Stored data:
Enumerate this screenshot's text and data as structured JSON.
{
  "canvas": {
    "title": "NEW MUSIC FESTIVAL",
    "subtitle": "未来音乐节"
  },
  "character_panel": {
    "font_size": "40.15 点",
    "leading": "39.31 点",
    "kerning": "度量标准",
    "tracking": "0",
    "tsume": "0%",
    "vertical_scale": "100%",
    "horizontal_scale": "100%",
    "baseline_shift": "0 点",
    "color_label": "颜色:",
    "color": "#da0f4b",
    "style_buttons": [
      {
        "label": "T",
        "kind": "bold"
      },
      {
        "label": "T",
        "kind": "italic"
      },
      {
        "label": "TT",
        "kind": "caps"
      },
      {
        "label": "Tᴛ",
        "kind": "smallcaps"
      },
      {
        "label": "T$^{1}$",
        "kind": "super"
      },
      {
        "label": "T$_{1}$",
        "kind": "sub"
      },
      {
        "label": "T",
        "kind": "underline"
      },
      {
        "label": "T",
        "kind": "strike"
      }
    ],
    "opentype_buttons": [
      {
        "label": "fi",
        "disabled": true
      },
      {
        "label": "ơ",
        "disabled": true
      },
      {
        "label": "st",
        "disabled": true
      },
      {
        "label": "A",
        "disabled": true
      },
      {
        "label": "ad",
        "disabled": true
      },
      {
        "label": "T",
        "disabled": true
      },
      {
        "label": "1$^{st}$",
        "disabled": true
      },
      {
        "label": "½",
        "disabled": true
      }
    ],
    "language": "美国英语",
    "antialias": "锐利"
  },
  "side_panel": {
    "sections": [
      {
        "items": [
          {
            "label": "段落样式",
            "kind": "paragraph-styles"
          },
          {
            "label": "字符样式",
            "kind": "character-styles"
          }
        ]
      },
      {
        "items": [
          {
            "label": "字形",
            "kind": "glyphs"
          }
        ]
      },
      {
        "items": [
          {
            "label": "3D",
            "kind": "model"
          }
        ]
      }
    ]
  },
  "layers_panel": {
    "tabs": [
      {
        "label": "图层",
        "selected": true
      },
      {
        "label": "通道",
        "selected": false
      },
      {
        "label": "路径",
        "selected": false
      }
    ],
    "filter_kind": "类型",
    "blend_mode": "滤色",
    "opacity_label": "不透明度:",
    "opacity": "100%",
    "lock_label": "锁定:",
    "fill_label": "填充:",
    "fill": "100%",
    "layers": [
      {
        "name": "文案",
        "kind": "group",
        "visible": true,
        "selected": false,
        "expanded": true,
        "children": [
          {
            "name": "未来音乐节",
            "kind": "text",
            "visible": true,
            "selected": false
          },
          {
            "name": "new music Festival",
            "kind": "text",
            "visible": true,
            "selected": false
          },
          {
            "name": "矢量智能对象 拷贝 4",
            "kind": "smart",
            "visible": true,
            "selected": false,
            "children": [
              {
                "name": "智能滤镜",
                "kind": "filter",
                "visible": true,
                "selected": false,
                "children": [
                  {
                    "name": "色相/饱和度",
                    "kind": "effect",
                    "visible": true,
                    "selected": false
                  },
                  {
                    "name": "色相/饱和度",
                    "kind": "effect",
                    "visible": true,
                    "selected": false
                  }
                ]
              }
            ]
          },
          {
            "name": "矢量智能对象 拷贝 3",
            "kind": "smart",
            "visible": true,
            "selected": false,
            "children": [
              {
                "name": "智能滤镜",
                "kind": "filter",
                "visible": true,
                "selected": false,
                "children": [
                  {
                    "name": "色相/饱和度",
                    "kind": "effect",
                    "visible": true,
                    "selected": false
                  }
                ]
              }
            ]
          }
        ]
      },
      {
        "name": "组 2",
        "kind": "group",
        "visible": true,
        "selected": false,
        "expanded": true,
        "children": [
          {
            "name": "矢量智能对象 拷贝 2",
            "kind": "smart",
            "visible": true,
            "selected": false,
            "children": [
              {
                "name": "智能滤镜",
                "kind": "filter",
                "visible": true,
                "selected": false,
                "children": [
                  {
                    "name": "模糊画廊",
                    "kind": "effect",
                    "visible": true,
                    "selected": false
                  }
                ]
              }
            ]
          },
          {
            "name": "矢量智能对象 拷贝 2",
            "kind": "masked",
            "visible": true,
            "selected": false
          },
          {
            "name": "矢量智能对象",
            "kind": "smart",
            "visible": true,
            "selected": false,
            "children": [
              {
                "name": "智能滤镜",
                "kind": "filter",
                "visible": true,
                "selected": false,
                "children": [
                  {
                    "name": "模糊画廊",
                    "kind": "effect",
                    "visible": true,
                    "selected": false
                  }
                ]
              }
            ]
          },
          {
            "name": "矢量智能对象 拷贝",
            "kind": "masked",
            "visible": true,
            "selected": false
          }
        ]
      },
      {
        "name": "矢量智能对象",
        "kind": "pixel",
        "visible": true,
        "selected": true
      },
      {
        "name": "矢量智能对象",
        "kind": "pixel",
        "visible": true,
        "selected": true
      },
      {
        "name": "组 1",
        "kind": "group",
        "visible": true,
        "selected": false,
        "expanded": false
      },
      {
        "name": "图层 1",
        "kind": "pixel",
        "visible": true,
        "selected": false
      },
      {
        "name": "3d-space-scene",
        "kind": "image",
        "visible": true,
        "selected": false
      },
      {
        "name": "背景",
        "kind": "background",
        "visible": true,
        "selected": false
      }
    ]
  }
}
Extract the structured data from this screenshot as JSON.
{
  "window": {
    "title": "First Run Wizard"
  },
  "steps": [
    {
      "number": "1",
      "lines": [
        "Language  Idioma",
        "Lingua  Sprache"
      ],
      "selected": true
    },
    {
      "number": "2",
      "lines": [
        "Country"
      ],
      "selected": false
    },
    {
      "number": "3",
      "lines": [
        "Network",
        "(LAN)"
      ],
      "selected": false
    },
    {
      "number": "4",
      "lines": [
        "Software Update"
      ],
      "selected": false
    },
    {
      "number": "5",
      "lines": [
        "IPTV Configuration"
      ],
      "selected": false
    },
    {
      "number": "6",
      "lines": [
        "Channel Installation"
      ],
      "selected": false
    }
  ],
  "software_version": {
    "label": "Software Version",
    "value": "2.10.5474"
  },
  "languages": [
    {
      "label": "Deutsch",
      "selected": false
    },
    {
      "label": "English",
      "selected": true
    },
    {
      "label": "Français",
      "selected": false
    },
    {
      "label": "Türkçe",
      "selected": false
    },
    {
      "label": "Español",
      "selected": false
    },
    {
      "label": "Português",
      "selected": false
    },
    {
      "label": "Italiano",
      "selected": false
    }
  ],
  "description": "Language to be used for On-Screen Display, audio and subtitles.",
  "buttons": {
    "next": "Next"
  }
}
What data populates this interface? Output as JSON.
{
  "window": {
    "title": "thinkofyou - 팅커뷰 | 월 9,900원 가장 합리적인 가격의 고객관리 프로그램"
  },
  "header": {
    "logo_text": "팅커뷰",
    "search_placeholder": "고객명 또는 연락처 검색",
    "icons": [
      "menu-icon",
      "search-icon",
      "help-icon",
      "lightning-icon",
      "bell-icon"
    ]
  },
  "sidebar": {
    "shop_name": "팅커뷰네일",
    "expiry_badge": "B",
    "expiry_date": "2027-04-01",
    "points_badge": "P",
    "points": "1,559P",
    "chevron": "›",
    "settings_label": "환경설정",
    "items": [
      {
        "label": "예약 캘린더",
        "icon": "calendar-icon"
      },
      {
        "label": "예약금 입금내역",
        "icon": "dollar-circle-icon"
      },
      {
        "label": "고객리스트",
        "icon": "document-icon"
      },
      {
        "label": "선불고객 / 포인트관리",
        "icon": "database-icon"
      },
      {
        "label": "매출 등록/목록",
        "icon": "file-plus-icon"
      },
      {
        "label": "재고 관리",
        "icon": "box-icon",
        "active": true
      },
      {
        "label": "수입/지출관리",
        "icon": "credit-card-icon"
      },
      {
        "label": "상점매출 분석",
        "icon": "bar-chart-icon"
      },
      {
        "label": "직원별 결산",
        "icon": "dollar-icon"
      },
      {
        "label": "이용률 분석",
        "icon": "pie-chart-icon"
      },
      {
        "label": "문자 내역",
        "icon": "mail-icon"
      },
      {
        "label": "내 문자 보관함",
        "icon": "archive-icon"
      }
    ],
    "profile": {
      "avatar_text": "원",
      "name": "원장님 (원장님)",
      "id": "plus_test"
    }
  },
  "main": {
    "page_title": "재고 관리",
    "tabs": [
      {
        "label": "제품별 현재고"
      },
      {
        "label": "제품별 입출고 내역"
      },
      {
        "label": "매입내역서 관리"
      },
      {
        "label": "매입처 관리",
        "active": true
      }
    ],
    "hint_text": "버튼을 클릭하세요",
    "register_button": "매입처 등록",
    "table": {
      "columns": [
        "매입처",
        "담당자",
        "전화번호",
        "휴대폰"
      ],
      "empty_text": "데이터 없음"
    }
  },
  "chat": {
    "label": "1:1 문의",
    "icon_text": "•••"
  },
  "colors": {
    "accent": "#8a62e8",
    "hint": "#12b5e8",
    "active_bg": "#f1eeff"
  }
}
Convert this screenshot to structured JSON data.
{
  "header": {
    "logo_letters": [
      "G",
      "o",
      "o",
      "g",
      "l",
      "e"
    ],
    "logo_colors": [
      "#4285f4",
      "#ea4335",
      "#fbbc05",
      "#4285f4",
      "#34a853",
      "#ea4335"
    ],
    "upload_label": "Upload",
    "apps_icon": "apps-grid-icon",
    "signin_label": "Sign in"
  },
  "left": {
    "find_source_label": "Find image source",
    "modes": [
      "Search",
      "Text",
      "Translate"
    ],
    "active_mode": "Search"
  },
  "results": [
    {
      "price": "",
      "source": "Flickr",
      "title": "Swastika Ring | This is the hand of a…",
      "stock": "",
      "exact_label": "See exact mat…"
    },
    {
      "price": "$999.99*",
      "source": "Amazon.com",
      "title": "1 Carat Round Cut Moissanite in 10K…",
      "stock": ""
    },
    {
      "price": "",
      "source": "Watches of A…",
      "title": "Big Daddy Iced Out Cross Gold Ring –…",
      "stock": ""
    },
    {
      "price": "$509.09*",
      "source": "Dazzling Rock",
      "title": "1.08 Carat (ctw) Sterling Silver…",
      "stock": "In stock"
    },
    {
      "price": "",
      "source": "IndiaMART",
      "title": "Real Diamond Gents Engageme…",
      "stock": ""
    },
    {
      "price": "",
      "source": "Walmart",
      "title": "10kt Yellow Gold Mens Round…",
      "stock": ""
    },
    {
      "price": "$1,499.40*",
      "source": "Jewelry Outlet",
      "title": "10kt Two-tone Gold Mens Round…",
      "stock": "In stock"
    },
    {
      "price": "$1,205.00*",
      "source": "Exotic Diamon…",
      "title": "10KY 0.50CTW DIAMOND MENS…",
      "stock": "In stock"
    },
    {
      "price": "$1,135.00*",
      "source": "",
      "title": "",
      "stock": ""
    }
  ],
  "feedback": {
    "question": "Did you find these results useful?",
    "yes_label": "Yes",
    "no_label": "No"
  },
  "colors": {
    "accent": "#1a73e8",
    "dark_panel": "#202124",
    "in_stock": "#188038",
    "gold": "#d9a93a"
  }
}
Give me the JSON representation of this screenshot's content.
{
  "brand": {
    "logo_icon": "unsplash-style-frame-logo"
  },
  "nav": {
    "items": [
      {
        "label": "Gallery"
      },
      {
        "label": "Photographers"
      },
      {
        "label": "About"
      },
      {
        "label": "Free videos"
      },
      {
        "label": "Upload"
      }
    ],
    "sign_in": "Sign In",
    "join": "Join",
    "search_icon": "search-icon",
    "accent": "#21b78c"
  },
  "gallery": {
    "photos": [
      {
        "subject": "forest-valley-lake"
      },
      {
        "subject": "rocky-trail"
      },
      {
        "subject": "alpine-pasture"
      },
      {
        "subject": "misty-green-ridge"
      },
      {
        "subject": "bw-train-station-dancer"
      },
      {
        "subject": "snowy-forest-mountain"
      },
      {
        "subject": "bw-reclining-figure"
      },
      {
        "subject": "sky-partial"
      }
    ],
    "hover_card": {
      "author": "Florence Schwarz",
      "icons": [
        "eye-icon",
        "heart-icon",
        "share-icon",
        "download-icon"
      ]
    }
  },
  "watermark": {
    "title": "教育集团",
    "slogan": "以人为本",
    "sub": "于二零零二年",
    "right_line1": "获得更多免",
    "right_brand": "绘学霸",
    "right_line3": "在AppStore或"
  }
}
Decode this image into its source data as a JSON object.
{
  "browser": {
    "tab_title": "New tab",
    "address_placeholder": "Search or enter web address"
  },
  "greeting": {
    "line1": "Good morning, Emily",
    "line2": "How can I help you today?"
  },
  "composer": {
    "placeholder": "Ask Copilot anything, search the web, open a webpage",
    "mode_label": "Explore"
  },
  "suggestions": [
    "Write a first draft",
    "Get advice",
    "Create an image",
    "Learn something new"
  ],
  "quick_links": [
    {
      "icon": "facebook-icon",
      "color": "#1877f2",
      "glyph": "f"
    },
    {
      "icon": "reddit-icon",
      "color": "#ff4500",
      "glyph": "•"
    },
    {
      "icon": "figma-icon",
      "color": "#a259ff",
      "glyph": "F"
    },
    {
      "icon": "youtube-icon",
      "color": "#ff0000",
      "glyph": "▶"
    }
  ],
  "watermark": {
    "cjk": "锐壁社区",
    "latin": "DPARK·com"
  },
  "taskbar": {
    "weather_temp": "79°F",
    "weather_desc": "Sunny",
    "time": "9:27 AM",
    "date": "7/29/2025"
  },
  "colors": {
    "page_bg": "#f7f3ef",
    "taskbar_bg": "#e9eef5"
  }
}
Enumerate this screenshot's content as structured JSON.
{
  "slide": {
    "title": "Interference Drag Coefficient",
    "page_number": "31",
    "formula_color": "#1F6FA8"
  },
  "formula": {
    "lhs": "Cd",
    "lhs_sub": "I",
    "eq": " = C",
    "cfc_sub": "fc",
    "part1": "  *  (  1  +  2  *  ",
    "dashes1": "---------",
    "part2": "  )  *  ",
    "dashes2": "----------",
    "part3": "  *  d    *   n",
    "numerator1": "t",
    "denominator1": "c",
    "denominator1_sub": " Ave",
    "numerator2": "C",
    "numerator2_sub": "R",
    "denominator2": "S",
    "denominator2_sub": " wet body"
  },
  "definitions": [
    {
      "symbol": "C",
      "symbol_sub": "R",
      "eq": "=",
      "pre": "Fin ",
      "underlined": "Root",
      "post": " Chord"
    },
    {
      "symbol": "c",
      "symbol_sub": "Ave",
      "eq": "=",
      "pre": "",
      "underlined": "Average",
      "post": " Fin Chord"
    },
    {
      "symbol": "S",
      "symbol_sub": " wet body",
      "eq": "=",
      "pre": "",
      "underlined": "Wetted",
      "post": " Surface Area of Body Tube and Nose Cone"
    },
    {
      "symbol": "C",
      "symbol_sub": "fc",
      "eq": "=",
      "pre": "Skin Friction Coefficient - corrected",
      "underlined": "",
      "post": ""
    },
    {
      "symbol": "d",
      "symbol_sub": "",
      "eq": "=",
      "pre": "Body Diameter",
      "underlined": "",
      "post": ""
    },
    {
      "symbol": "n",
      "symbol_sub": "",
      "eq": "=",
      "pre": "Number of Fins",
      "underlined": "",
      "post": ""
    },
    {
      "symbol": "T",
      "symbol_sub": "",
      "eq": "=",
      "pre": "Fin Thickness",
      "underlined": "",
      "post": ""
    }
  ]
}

» Problem statement:
Gather and copy every line of the data in which the string "results" is found.

» Result below:
  "results": [
    "question": "Did you find these results useful?",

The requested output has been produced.